Task goal: Without altering anything, output the material below.

Dataset items:
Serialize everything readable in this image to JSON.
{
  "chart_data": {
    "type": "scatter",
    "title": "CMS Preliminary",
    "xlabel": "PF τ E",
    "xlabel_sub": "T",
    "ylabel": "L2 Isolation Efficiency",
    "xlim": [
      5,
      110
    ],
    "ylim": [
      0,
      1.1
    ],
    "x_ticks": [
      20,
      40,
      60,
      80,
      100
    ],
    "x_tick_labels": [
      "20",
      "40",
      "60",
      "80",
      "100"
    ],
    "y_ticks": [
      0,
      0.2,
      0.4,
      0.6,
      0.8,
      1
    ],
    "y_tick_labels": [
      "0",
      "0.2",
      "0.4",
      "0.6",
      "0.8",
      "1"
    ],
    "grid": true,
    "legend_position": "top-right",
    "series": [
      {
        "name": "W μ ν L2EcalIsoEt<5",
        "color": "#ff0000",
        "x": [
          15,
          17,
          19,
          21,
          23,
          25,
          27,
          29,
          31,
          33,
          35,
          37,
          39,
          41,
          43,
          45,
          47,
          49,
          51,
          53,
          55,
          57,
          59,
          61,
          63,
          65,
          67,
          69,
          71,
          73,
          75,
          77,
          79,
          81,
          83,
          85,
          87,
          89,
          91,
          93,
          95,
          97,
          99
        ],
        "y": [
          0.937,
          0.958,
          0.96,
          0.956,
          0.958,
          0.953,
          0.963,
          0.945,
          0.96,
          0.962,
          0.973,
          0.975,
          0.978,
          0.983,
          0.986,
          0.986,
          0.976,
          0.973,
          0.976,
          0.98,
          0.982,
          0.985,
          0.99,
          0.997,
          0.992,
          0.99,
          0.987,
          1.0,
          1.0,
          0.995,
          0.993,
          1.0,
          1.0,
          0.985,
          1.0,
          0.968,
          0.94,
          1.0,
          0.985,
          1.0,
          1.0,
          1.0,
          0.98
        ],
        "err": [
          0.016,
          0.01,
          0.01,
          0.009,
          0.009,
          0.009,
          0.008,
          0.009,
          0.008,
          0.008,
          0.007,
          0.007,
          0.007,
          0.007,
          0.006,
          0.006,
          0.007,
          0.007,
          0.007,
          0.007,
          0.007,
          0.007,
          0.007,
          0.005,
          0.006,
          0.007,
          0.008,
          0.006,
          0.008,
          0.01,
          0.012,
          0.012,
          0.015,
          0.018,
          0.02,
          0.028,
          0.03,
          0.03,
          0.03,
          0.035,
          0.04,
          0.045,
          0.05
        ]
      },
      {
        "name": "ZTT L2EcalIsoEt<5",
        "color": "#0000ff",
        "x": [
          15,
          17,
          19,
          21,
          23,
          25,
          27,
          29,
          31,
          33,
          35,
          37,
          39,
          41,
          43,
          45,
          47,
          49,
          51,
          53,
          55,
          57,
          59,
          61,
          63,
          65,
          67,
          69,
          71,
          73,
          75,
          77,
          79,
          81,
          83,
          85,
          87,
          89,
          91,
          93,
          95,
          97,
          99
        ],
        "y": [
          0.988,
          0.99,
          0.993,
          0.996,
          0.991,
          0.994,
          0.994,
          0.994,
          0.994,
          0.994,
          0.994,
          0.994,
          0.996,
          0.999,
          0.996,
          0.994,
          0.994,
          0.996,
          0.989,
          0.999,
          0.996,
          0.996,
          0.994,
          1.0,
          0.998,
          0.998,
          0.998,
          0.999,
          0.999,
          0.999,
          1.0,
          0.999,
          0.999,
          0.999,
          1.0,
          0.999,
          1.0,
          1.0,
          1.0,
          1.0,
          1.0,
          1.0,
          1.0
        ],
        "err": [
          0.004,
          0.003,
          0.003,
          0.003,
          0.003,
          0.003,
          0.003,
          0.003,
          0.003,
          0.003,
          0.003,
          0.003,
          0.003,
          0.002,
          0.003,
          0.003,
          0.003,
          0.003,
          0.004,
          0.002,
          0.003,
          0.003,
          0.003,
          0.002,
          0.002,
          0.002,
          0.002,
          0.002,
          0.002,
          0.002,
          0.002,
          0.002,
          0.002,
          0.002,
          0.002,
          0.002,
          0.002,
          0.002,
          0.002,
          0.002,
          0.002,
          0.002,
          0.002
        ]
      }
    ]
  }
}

Result of the exercise:
Serialize everything readable in this image to JSON.
{
  "chart_data": {
    "type": "scatter",
    "title": "CMS Preliminary",
    "xlabel": "PF τ E",
    "xlabel_sub": "T",
    "ylabel": "L2 Isolation Efficiency",
    "xlim": [
      5,
      110
    ],
    "ylim": [
      0,
      1.1
    ],
    "x_ticks": [
      20,
      40,
      60,
      80,
      100
    ],
    "x_tick_labels": [
      "20",
      "40",
      "60",
      "80",
      "100"
    ],
    "y_ticks": [
      0,
      0.2,
      0.4,
      0.6,
      0.8,
      1
    ],
    "y_tick_labels": [
      "0",
      "0.2",
      "0.4",
      "0.6",
      "0.8",
      "1"
    ],
    "grid": true,
    "legend_position": "top-right",
    "series": [
      {
        "name": "W μ ν L2EcalIsoEt<5",
        "color": "#ff0000",
        "x": [
          15,
          17,
          19,
          21,
          23,
          25,
          27,
          29,
          31,
          33,
          35,
          37,
          39,
          41,
          43,
          45,
          47,
          49,
          51,
          53,
          55,
          57,
          59,
          61,
          63,
          65,
          67,
          69,
          71,
          73,
          75,
          77,
          79,
          81,
          83,
          85,
          87,
          89,
          91,
          93,
          95,
          97,
          99
        ],
        "y": [
          0.937,
          0.958,
          0.96,
          0.956,
          0.958,
          0.953,
          0.963,
          0.945,
          0.96,
          0.962,
          0.973,
          0.975,
          0.978,
          0.983,
          0.986,
          0.986,
          0.976,
          0.973,
          0.976,
          0.98,
          0.982,
          0.985,
          0.99,
          0.997,
          0.992,
          0.99,
          0.987,
          1.0,
          1.0,
          0.995,
          0.993,
          1.0,
          1.0,
          0.985,
          1.0,
          0.968,
          0.94,
          1.0,
          0.985,
          1.0,
          1.0,
          1.0,
          0.98
        ],
        "err": [
          0.016,
          0.01,
          0.01,
          0.009,
          0.009,
          0.009,
          0.008,
          0.009,
          0.008,
          0.008,
          0.007,
          0.007,
          0.007,
          0.007,
          0.006,
          0.006,
          0.007,
          0.007,
          0.007,
          0.007,
          0.007,
          0.007,
          0.007,
          0.005,
          0.006,
          0.007,
          0.008,
          0.006,
          0.008,
          0.01,
          0.012,
          0.012,
          0.015,
          0.018,
          0.02,
          0.028,
          0.03,
          0.03,
          0.03,
          0.035,
          0.04,
          0.045,
          0.05
        ]
      },
      {
        "name": "ZTT L2EcalIsoEt<5",
        "color": "#0000ff",
        "x": [
          15,
          17,
          19,
          21,
          23,
          25,
          27,
          29,
          31,
          33,
          35,
          37,
          39,
          41,
          43,
          45,
          47,
          49,
          51,
          53,
          55,
          57,
          59,
          61,
          63,
          65,
          67,
          69,
          71,
          73,
          75,
          77,
          79,
          81,
          83,
          85,
          87,
          89,
          91,
          93,
          95,
          97,
          99
        ],
        "y": [
          0.988,
          0.99,
          0.993,
          0.996,
          0.991,
          0.994,
          0.994,
          0.994,
          0.994,
          0.994,
          0.994,
          0.994,
          0.996,
          0.999,
          0.996,
          0.994,
          0.994,
          0.996,
          0.989,
          0.999,
          0.996,
          0.996,
          0.994,
          1.0,
          0.998,
          0.998,
          0.998,
          0.999,
          0.999,
          0.999,
          1.0,
          0.999,
          0.999,
          0.999,
          1.0,
          0.999,
          1.0,
          1.0,
          1.0,
          1.0,
          1.0,
          1.0,
          1.0
        ],
        "err": [
          0.004,
          0.003,
          0.003,
          0.003,
          0.003,
          0.003,
          0.003,
          0.003,
          0.003,
          0.003,
          0.003,
          0.003,
          0.003,
          0.002,
          0.003,
          0.003,
          0.003,
          0.003,
          0.004,
          0.002,
          0.003,
          0.003,
          0.003,
          0.002,
          0.002,
          0.002,
          0.002,
          0.002,
          0.002,
          0.002,
          0.002,
          0.002,
          0.002,
          0.002,
          0.002,
          0.002,
          0.002,
          0.002,
          0.002,
          0.002,
          0.002,
          0.002,
          0.002
        ]
      }
    ]
  }
}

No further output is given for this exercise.